> DESCRIPTION OF THE TASK:
Render every entry verbatim.
## Start SUPPLIED DATA
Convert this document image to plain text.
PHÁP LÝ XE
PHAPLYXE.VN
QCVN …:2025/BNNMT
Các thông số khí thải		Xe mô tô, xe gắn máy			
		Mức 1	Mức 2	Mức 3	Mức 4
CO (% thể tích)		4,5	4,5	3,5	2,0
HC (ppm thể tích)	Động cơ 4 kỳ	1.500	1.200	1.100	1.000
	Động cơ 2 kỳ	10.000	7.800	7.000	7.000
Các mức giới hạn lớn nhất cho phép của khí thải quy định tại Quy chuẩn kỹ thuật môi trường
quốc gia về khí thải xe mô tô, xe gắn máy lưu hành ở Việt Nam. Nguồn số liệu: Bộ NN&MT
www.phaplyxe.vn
## End SUPPLIED DATA
> SOLUTION FOR THIS PROBLEM:
Convert this document image to plain text.
PHÁP LÝ XE
PHAPLYXE.VN
QCVN …:2025/BNNMT
Các thông số khí thải		Xe mô tô, xe gắn máy			
		Mức 1	Mức 2	Mức 3	Mức 4
CO (% thể tích)		4,5	4,5	3,5	2,0
HC (ppm thể tích)	Động cơ 4 kỳ	1.500	1.200	1.100	1.000
	Động cơ 2 kỳ	10.000	7.800	7.000	7.000
Các mức giới hạn lớn nhất cho phép của khí thải quy định tại Quy chuẩn kỹ thuật môi trường
quốc gia về khí thải xe mô tô, xe gắn máy lưu hành ở Việt Nam. Nguồn số liệu: Bộ NN&MT
www.phaplyxe.vn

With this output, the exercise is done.